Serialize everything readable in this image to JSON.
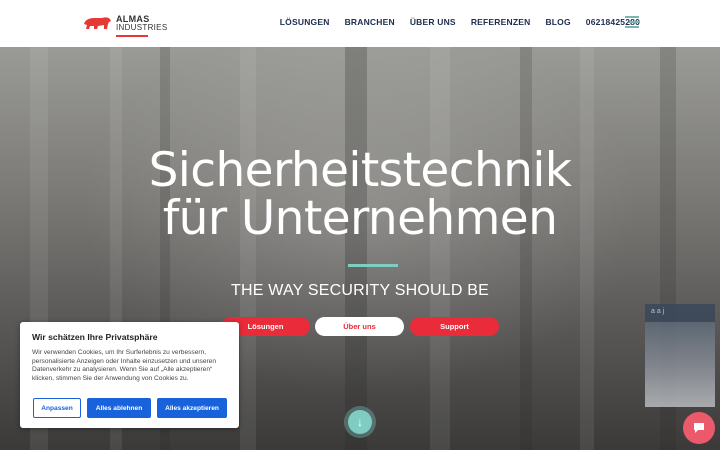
{
  "header": {
    "logo": {
      "top": "ALMAS",
      "bottom": "INDUSTRIES"
    },
    "nav": [
      "LÖSUNGEN",
      "BRANCHEN",
      "ÜBER UNS",
      "REFERENZEN",
      "BLOG",
      "06218425280"
    ]
  },
  "hero": {
    "title_line1": "Sicherheitstechnik",
    "title_line2": "für Unternehmen",
    "subtitle": "THE WAY SECURITY SHOULD BE",
    "buttons": [
      "Lösungen",
      "Über uns",
      "Support"
    ],
    "side_text": "a  a  j"
  },
  "cookie": {
    "title": "Wir schätzen Ihre Privatsphäre",
    "text": "Wir verwenden Cookies, um Ihr Surferlebnis zu verbessern, personalisierte Anzeigen oder Inhalte einzusetzen und unseren Datenverkehr zu analysieren. Wenn Sie auf „Alle akzeptieren“ klicken, stimmen Sie der Anwendung von Cookies zu.",
    "btn_customize": "Anpassen",
    "btn_reject": "Alles ablehnen",
    "btn_accept": "Alles akzeptieren"
  },
  "colors": {
    "accent_red": "#ea2b3a",
    "accent_teal": "#7fcdc2",
    "cookie_blue": "#1863dc",
    "nav_text": "#1d2d50"
  },
  "icons": {
    "scroll": "arrow-down-icon",
    "chat": "chat-bubble-icon",
    "menu": "hamburger-icon",
    "logo": "bear-logo-icon"
  }
}
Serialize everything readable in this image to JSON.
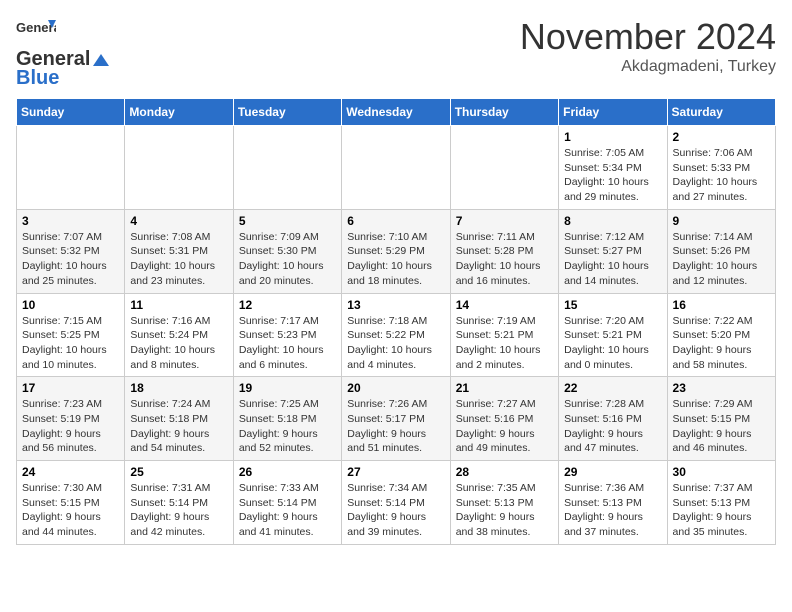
{
  "header": {
    "logo_general": "General",
    "logo_blue": "Blue",
    "month_title": "November 2024",
    "location": "Akdagmadeni, Turkey"
  },
  "weekdays": [
    "Sunday",
    "Monday",
    "Tuesday",
    "Wednesday",
    "Thursday",
    "Friday",
    "Saturday"
  ],
  "weeks": [
    [
      {
        "day": "",
        "info": ""
      },
      {
        "day": "",
        "info": ""
      },
      {
        "day": "",
        "info": ""
      },
      {
        "day": "",
        "info": ""
      },
      {
        "day": "",
        "info": ""
      },
      {
        "day": "1",
        "info": "Sunrise: 7:05 AM\nSunset: 5:34 PM\nDaylight: 10 hours and 29 minutes."
      },
      {
        "day": "2",
        "info": "Sunrise: 7:06 AM\nSunset: 5:33 PM\nDaylight: 10 hours and 27 minutes."
      }
    ],
    [
      {
        "day": "3",
        "info": "Sunrise: 7:07 AM\nSunset: 5:32 PM\nDaylight: 10 hours and 25 minutes."
      },
      {
        "day": "4",
        "info": "Sunrise: 7:08 AM\nSunset: 5:31 PM\nDaylight: 10 hours and 23 minutes."
      },
      {
        "day": "5",
        "info": "Sunrise: 7:09 AM\nSunset: 5:30 PM\nDaylight: 10 hours and 20 minutes."
      },
      {
        "day": "6",
        "info": "Sunrise: 7:10 AM\nSunset: 5:29 PM\nDaylight: 10 hours and 18 minutes."
      },
      {
        "day": "7",
        "info": "Sunrise: 7:11 AM\nSunset: 5:28 PM\nDaylight: 10 hours and 16 minutes."
      },
      {
        "day": "8",
        "info": "Sunrise: 7:12 AM\nSunset: 5:27 PM\nDaylight: 10 hours and 14 minutes."
      },
      {
        "day": "9",
        "info": "Sunrise: 7:14 AM\nSunset: 5:26 PM\nDaylight: 10 hours and 12 minutes."
      }
    ],
    [
      {
        "day": "10",
        "info": "Sunrise: 7:15 AM\nSunset: 5:25 PM\nDaylight: 10 hours and 10 minutes."
      },
      {
        "day": "11",
        "info": "Sunrise: 7:16 AM\nSunset: 5:24 PM\nDaylight: 10 hours and 8 minutes."
      },
      {
        "day": "12",
        "info": "Sunrise: 7:17 AM\nSunset: 5:23 PM\nDaylight: 10 hours and 6 minutes."
      },
      {
        "day": "13",
        "info": "Sunrise: 7:18 AM\nSunset: 5:22 PM\nDaylight: 10 hours and 4 minutes."
      },
      {
        "day": "14",
        "info": "Sunrise: 7:19 AM\nSunset: 5:21 PM\nDaylight: 10 hours and 2 minutes."
      },
      {
        "day": "15",
        "info": "Sunrise: 7:20 AM\nSunset: 5:21 PM\nDaylight: 10 hours and 0 minutes."
      },
      {
        "day": "16",
        "info": "Sunrise: 7:22 AM\nSunset: 5:20 PM\nDaylight: 9 hours and 58 minutes."
      }
    ],
    [
      {
        "day": "17",
        "info": "Sunrise: 7:23 AM\nSunset: 5:19 PM\nDaylight: 9 hours and 56 minutes."
      },
      {
        "day": "18",
        "info": "Sunrise: 7:24 AM\nSunset: 5:18 PM\nDaylight: 9 hours and 54 minutes."
      },
      {
        "day": "19",
        "info": "Sunrise: 7:25 AM\nSunset: 5:18 PM\nDaylight: 9 hours and 52 minutes."
      },
      {
        "day": "20",
        "info": "Sunrise: 7:26 AM\nSunset: 5:17 PM\nDaylight: 9 hours and 51 minutes."
      },
      {
        "day": "21",
        "info": "Sunrise: 7:27 AM\nSunset: 5:16 PM\nDaylight: 9 hours and 49 minutes."
      },
      {
        "day": "22",
        "info": "Sunrise: 7:28 AM\nSunset: 5:16 PM\nDaylight: 9 hours and 47 minutes."
      },
      {
        "day": "23",
        "info": "Sunrise: 7:29 AM\nSunset: 5:15 PM\nDaylight: 9 hours and 46 minutes."
      }
    ],
    [
      {
        "day": "24",
        "info": "Sunrise: 7:30 AM\nSunset: 5:15 PM\nDaylight: 9 hours and 44 minutes."
      },
      {
        "day": "25",
        "info": "Sunrise: 7:31 AM\nSunset: 5:14 PM\nDaylight: 9 hours and 42 minutes."
      },
      {
        "day": "26",
        "info": "Sunrise: 7:33 AM\nSunset: 5:14 PM\nDaylight: 9 hours and 41 minutes."
      },
      {
        "day": "27",
        "info": "Sunrise: 7:34 AM\nSunset: 5:14 PM\nDaylight: 9 hours and 39 minutes."
      },
      {
        "day": "28",
        "info": "Sunrise: 7:35 AM\nSunset: 5:13 PM\nDaylight: 9 hours and 38 minutes."
      },
      {
        "day": "29",
        "info": "Sunrise: 7:36 AM\nSunset: 5:13 PM\nDaylight: 9 hours and 37 minutes."
      },
      {
        "day": "30",
        "info": "Sunrise: 7:37 AM\nSunset: 5:13 PM\nDaylight: 9 hours and 35 minutes."
      }
    ]
  ]
}
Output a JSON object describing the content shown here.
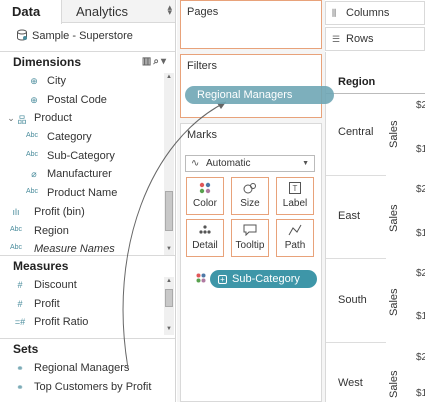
{
  "data_pane": {
    "tabs": {
      "data": "Data",
      "analytics": "Analytics"
    },
    "datasource": "Sample - Superstore",
    "dimensions_header": "Dimensions",
    "dimensions": [
      {
        "label": "City",
        "icon": "globe-icon"
      },
      {
        "label": "Postal Code",
        "icon": "globe-icon"
      },
      {
        "label": "Product",
        "icon": "hierarchy-icon"
      },
      {
        "label": "Category",
        "icon": "abc-icon"
      },
      {
        "label": "Sub-Category",
        "icon": "abc-icon"
      },
      {
        "label": "Manufacturer",
        "icon": "paperclip-icon"
      },
      {
        "label": "Product Name",
        "icon": "abc-icon"
      },
      {
        "label": "Profit (bin)",
        "icon": "bin-icon"
      },
      {
        "label": "Region",
        "icon": "abc-icon"
      },
      {
        "label": "Measure Names",
        "icon": "abc-icon"
      }
    ],
    "measures_header": "Measures",
    "measures": [
      {
        "label": "Discount",
        "icon": "hash-icon"
      },
      {
        "label": "Profit",
        "icon": "hash-icon"
      },
      {
        "label": "Profit Ratio",
        "icon": "hash-icon"
      }
    ],
    "sets_header": "Sets",
    "sets": [
      {
        "label": "Regional Managers",
        "icon": "set-icon"
      },
      {
        "label": "Top Customers by Profit",
        "icon": "set-icon"
      }
    ]
  },
  "cards": {
    "pages_title": "Pages",
    "filters_title": "Filters",
    "filter_pill": "Regional Managers",
    "marks_title": "Marks",
    "mark_type": "Automatic",
    "mark_buttons": [
      "Color",
      "Size",
      "Label",
      "Detail",
      "Tooltip",
      "Path"
    ],
    "subcategory_pill": "Sub-Category"
  },
  "shelves": {
    "columns": "Columns",
    "rows": "Rows"
  },
  "view": {
    "row_header": "Region",
    "regions": [
      "Central",
      "East",
      "South",
      "West"
    ],
    "measure_label": "Sales",
    "tick_prefix": "$2",
    "tick_prefix_2": "$1"
  },
  "colors": {
    "accent_teal": "#3e96a8",
    "drop_target_orange": "#e8a27a",
    "field_icon_teal": "#4a8c9c"
  }
}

━━━━━━━━━━━━━━━━

TASK DESCRIPTION: Show the lines of the records that include the string "Alles".

WRITTEN REPLY:
    "btn_reject": "Alles ablehnen",
    "btn_accept": "Alles akzeptieren"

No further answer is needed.